■ **PROBLEMS**:
**1.** Answer these questions about the passage on sensor attachment, marking each answer with the same letter:
(a) Which sensor section is detachably attached to the second attaching section 21?
(b) On which section is the second attaching section 21 provided?
(c) From what are the detachable engagement members preferably formed?
**2.** Duplicate the part of the passage on sensor attachment starting with "Further, a second" and going on through "a specified location.".

■ **EXCERPTED TEXT**:

***

Further, a second attaching section 21 is provided on the rear section 3 to cover generally the entire length of the rear section 3. In the illustrated embodiment, the second attaching section 21 covers generally the entire surface of the rear section 3. A second sensor section 20 is detachably attached to the second attaching section 21. The second attaching section 21 and the second sensor section 20 also have the removable engagement members, such as hook-and-loop pads. As a result, the second sensor section 20 is also detachably attached to the second attaching section 21 at a specified location.

The above-described detachable engagement members are preferably formed from Velcro™ tapes including a tape of hooks and a tape of loops. In a preferred embodiment, a tape of hooks (or a tape of loops) is attached to each of the first attaching section 11 and the second attaching section 21 and a tape of loops (or a tape of hooks) is attached to each of the first sensor section 10 and the second sensor section 20, respectively.

***

■ **GIVEN INFORMATION**:
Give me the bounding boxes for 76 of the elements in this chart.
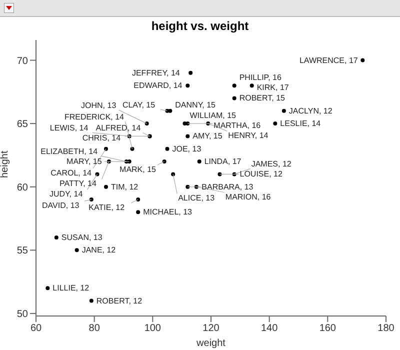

***

■ **COMPLETED EXERCISE**:
**1.**
(a) The second sensor section 20.
(b) The rear section 3.
(c) Velcro™ tapes, including a tape of hooks and a tape of loops.

**2.**
Further, a second attaching section 21 is provided on the rear section 3 to cover generally the entire length of the rear section 3. In the illustrated embodiment, the second attaching section 21 covers generally the entire surface of the rear section 3. A second sensor section 20 is detachably attached to the second attaching section 21. The second attaching section 21 and the second sensor section 20 also have the removable engagement members, such as hook-and-loop pads. As a result, the second sensor section 20 is also detachably attached to the second attaching section 21 at a specified location.